Among the records that follow, count the lines with the string "TURF"; report only that count.

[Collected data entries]
________________________________________

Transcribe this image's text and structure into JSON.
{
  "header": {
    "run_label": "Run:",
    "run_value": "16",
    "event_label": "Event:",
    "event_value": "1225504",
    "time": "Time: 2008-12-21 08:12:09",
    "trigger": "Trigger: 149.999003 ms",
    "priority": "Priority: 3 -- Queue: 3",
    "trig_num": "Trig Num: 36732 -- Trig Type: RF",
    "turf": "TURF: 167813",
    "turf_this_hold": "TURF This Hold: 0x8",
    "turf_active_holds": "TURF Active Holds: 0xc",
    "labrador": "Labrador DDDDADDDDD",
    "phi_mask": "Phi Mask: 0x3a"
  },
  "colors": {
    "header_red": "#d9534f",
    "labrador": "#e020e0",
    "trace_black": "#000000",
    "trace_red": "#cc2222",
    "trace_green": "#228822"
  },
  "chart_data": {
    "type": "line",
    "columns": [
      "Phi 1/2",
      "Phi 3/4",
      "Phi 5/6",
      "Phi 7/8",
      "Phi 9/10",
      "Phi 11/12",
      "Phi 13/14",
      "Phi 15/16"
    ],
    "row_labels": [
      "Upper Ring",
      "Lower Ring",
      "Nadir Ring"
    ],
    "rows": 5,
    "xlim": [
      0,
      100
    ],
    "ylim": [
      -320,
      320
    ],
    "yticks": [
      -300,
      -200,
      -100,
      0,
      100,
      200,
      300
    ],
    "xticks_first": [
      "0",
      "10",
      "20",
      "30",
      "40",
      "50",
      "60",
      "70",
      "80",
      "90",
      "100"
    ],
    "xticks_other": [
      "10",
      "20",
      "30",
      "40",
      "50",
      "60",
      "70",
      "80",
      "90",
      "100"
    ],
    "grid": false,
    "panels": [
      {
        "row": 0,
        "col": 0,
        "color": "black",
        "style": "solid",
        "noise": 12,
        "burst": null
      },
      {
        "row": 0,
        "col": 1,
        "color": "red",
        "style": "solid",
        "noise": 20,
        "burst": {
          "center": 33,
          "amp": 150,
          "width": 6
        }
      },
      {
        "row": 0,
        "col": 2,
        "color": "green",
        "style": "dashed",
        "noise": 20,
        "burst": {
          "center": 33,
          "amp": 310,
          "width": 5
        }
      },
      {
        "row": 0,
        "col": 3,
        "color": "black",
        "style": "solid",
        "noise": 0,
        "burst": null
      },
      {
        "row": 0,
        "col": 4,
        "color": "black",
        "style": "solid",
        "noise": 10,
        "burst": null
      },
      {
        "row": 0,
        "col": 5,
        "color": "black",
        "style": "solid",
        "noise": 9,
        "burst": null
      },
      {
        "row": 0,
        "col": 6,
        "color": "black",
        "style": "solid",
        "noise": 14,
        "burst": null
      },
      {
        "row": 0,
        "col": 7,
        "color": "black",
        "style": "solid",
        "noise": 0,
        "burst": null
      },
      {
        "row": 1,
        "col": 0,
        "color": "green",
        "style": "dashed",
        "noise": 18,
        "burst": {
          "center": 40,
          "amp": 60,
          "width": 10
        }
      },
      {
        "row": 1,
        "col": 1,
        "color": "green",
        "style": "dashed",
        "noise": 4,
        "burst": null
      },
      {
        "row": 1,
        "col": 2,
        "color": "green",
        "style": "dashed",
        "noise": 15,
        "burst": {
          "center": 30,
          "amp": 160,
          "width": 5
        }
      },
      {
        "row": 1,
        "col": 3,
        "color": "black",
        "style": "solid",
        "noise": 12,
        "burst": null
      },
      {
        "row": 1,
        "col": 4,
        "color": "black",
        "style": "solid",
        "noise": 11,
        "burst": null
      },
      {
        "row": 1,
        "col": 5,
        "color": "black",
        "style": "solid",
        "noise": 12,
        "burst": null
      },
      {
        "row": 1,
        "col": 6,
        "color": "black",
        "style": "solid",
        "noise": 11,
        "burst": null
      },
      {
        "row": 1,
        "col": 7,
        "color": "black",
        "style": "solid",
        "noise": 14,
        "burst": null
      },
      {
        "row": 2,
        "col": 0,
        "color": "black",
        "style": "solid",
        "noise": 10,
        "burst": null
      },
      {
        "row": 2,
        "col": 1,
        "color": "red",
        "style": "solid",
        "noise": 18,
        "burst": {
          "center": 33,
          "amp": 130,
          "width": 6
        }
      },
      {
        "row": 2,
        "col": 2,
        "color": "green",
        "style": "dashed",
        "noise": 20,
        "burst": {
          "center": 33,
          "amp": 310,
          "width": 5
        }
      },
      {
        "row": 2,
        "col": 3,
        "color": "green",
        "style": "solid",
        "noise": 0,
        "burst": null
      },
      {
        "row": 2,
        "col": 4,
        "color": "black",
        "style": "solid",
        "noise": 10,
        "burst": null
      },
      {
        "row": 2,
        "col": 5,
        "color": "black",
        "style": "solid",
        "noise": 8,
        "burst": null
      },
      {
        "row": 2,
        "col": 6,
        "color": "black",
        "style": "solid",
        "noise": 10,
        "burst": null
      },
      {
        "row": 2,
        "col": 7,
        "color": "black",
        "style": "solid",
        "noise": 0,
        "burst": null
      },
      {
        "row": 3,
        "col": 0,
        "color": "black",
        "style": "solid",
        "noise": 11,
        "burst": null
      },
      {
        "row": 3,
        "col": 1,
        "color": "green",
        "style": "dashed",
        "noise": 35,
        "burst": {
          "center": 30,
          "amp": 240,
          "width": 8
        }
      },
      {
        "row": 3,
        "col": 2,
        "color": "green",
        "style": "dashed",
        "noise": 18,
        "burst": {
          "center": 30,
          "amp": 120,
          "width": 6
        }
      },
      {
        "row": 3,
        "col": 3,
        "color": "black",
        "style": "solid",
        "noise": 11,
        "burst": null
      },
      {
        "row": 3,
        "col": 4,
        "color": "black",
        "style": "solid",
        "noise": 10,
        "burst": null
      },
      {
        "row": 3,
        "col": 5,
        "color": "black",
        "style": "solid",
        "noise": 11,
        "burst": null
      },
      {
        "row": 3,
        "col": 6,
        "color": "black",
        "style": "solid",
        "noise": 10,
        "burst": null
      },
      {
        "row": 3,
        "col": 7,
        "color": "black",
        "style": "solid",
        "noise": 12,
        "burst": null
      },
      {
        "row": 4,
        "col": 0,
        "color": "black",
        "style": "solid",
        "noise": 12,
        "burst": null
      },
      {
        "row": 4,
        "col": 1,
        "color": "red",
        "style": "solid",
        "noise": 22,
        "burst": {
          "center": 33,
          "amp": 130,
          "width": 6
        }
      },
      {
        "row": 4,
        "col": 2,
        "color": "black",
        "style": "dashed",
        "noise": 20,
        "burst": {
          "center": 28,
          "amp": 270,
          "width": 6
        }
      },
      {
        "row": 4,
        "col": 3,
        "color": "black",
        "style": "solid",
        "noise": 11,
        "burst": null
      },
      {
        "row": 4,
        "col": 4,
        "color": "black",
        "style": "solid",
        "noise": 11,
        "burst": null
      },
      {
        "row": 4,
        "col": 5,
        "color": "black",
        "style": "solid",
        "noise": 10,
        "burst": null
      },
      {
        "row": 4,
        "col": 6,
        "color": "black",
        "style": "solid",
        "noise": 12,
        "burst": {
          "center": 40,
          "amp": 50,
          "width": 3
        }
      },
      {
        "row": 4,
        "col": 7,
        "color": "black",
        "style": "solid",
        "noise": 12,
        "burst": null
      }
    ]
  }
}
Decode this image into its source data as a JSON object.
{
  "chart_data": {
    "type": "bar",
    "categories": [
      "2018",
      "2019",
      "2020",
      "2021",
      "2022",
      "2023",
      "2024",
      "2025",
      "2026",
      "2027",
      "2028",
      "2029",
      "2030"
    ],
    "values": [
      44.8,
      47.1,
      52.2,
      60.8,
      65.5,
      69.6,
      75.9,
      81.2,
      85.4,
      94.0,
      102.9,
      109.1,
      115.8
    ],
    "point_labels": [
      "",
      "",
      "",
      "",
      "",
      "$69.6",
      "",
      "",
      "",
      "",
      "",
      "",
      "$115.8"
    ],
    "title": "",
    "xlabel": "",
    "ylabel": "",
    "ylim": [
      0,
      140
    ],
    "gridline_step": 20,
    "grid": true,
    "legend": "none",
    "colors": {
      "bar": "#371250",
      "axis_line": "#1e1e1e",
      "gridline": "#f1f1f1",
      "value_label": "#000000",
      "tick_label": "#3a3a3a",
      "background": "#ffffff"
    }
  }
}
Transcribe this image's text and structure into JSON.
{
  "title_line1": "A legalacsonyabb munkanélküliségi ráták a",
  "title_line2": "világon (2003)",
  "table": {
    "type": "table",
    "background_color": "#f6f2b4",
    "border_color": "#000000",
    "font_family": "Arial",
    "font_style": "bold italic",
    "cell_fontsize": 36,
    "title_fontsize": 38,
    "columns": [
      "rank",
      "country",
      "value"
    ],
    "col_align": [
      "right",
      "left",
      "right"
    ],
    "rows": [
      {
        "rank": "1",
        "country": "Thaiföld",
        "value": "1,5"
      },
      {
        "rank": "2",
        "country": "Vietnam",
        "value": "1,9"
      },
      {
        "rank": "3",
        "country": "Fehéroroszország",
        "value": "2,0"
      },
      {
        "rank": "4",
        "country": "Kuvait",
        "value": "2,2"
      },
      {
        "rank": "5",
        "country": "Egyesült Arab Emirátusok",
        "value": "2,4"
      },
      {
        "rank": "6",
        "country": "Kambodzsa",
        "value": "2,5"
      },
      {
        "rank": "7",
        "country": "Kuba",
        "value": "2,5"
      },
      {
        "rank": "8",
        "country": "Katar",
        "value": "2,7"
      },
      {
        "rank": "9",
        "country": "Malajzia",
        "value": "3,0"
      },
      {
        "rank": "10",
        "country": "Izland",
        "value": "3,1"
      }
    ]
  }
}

________________________________________

Exercise answer
3